* GIVEN REQUEST: Keep only the lines of the listing that include the word "неправ", and copy them.

--- EXERCISE MATERIAL ---

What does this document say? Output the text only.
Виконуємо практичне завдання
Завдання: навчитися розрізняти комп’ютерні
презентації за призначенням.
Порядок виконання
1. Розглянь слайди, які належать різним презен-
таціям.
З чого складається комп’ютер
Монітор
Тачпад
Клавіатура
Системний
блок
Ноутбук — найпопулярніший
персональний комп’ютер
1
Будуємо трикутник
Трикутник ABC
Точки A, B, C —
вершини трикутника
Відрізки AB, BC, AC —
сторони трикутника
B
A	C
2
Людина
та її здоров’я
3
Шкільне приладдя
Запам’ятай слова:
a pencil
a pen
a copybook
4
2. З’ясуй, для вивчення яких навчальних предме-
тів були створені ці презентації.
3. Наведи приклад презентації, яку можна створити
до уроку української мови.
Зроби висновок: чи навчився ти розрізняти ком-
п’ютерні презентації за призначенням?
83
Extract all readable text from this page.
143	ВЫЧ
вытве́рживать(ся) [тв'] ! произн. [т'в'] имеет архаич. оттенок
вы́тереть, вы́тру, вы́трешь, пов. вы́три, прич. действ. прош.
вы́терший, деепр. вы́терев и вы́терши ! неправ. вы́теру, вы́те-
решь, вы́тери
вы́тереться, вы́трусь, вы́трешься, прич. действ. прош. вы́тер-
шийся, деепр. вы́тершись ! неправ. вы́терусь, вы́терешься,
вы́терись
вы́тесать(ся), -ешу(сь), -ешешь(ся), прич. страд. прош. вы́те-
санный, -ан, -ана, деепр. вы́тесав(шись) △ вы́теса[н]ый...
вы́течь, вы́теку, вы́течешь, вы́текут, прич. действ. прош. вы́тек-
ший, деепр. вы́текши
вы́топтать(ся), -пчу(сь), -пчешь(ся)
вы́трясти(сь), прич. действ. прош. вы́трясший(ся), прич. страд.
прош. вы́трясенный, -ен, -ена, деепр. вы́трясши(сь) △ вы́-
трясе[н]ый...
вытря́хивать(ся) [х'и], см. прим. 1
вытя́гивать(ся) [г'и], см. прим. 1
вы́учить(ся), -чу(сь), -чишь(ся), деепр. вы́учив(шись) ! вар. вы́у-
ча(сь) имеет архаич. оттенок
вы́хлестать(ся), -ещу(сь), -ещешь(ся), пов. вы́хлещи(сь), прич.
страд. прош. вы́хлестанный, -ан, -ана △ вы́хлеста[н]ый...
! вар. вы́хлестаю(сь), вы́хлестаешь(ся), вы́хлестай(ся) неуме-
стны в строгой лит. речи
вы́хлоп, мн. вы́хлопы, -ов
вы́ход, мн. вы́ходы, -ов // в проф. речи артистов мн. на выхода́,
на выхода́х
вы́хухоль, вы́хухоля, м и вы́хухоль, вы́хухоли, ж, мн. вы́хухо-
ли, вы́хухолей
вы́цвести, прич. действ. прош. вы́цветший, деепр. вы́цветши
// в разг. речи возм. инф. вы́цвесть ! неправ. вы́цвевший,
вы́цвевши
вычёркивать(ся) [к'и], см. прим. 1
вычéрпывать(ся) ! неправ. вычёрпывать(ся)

---

* THE SOLUTION:
вы́терший, деепр. вы́терев и вы́терши ! неправ. вы́теру, вы́те-
шийся, деепр. вы́тершись ! неправ. вы́терусь, вы́терешься,
// в разг. речи возм. инф. вы́цвесть ! неправ. вы́цвевший,
вычéрпывать(ся) ! неправ. вычёрпывать(ся)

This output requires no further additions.